Task statement: Extract the listing in its entirety, keeping each line identical to the original.

Begin Dataset excerpts

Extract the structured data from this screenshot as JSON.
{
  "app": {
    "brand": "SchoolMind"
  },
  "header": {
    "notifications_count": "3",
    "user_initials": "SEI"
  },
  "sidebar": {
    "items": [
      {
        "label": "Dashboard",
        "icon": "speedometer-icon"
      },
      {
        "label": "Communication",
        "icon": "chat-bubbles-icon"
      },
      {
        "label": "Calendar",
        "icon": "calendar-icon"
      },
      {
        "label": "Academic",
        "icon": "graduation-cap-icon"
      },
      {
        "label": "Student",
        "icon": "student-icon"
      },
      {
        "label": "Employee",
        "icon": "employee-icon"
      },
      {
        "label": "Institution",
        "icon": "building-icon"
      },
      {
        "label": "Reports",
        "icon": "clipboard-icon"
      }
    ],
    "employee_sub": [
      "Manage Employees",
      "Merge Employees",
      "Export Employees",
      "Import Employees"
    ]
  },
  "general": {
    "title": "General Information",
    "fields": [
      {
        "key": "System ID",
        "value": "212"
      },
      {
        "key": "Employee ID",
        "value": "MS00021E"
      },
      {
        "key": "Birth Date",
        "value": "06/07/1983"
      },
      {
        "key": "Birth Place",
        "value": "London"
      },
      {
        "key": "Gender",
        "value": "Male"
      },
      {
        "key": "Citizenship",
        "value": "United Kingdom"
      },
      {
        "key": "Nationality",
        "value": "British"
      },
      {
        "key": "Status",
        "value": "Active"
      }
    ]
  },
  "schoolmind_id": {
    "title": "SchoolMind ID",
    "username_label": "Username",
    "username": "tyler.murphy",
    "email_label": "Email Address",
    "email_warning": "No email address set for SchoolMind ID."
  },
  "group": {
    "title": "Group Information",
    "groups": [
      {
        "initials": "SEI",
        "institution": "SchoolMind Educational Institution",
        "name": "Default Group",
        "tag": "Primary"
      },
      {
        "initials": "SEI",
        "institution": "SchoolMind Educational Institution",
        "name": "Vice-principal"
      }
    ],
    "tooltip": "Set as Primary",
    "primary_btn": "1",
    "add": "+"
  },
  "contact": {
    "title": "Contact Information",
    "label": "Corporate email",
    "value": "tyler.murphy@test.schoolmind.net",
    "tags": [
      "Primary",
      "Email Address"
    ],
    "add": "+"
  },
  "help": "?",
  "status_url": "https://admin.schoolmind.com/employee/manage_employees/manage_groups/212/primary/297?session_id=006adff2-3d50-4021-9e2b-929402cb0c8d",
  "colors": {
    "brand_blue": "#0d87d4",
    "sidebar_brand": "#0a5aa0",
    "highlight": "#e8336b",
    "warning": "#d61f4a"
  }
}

End Dataset excerpts

The output:
Extract the structured data from this screenshot as JSON.
{
  "app": {
    "brand": "SchoolMind"
  },
  "header": {
    "notifications_count": "3",
    "user_initials": "SEI"
  },
  "sidebar": {
    "items": [
      {
        "label": "Dashboard",
        "icon": "speedometer-icon"
      },
      {
        "label": "Communication",
        "icon": "chat-bubbles-icon"
      },
      {
        "label": "Calendar",
        "icon": "calendar-icon"
      },
      {
        "label": "Academic",
        "icon": "graduation-cap-icon"
      },
      {
        "label": "Student",
        "icon": "student-icon"
      },
      {
        "label": "Employee",
        "icon": "employee-icon"
      },
      {
        "label": "Institution",
        "icon": "building-icon"
      },
      {
        "label": "Reports",
        "icon": "clipboard-icon"
      }
    ],
    "employee_sub": [
      "Manage Employees",
      "Merge Employees",
      "Export Employees",
      "Import Employees"
    ]
  },
  "general": {
    "title": "General Information",
    "fields": [
      {
        "key": "System ID",
        "value": "212"
      },
      {
        "key": "Employee ID",
        "value": "MS00021E"
      },
      {
        "key": "Birth Date",
        "value": "06/07/1983"
      },
      {
        "key": "Birth Place",
        "value": "London"
      },
      {
        "key": "Gender",
        "value": "Male"
      },
      {
        "key": "Citizenship",
        "value": "United Kingdom"
      },
      {
        "key": "Nationality",
        "value": "British"
      },
      {
        "key": "Status",
        "value": "Active"
      }
    ]
  },
  "schoolmind_id": {
    "title": "SchoolMind ID",
    "username_label": "Username",
    "username": "tyler.murphy",
    "email_label": "Email Address",
    "email_warning": "No email address set for SchoolMind ID."
  },
  "group": {
    "title": "Group Information",
    "groups": [
      {
        "initials": "SEI",
        "institution": "SchoolMind Educational Institution",
        "name": "Default Group",
        "tag": "Primary"
      },
      {
        "initials": "SEI",
        "institution": "SchoolMind Educational Institution",
        "name": "Vice-principal"
      }
    ],
    "tooltip": "Set as Primary",
    "primary_btn": "1",
    "add": "+"
  },
  "contact": {
    "title": "Contact Information",
    "label": "Corporate email",
    "value": "tyler.murphy@test.schoolmind.net",
    "tags": [
      "Primary",
      "Email Address"
    ],
    "add": "+"
  },
  "help": "?",
  "status_url": "https://admin.schoolmind.com/employee/manage_employees/manage_groups/212/primary/297?session_id=006adff2-3d50-4021-9e2b-929402cb0c8d",
  "colors": {
    "brand_blue": "#0d87d4",
    "sidebar_brand": "#0a5aa0",
    "highlight": "#e8336b",
    "warning": "#d61f4a"
  }
}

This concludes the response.